| Given passage |
* start *
Set up Jaeger high availability clustering with load balancing and failover

Advanced 45 min Apr 06, 2026 367 views
Ubuntu 24.04 Debian 12 AlmaLinux 9 Rocky Linux 9

Deploy a production-grade Jaeger distributed tracing cluster with Elasticsearch backend, load-balanced collectors, and automatic failover for enterprise-scale microservices monitoring.

Prerequisites

  • Root or sudo access
  • Minimum 8GB RAM
  • Java 11+ installed
  • Network access for package downloads
  • Multiple servers for true HA (optional)

What this solves

A single Jaeger instance creates a bottleneck and single point of failure for distributed tracing in production environments. This tutorial sets up a high-availability Jaeger cluster with multiple collectors behind a load balancer, Elasticsearch backend storage, and automatic failover to ensure continuous tracing collection even when individual components fail.

Step-by-step installation

Update system packages and install dependencies

Start by updating your package manager and installing required dependencies for the Jaeger cluster setup.

sudo apt update && sudo apt upgrade -y
sudo apt install -y wget curl openjdk-11-jre-headless systemd
sudo dnf update -y
sudo dnf install -y wget curl java-11-openjdk-headless systemd

Create Jaeger system user and directories

Create a dedicated system user for Jaeger components and set up the necessary directory structure with proper permissions.
* end *
| Task goal |
Reproduce the Jaeger tutorial starting at the words "Update system packages" and stopping after "with proper permissions.", replacing "system user" with "service account" wherever it occurs.

| Data provided |
* start *
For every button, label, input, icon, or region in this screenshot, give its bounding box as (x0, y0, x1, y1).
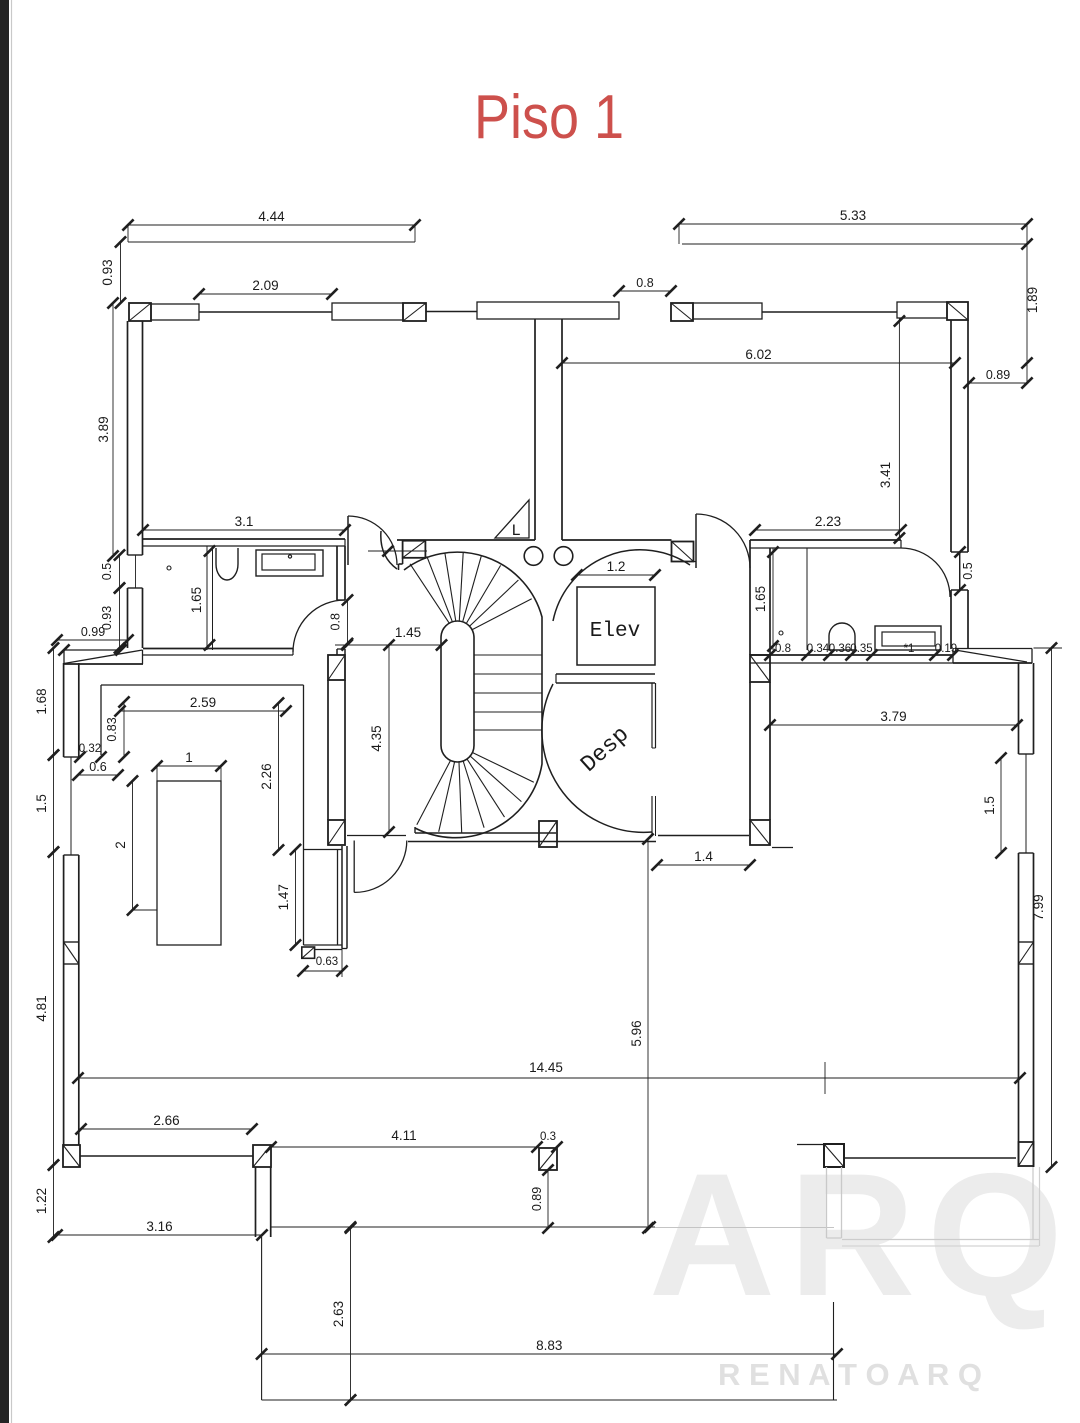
* end *
| Response |
Update system packages and install dependencies

Start by updating your package manager and installing required dependencies for the Jaeger cluster setup.

sudo apt update && sudo apt upgrade -y
sudo apt install -y wget curl openjdk-11-jre-headless systemd
sudo dnf update -y
sudo dnf install -y wget curl java-11-openjdk-headless systemd

Create Jaeger service account and directories

Create a dedicated service account for Jaeger components and set up the necessary directory structure with proper permissions.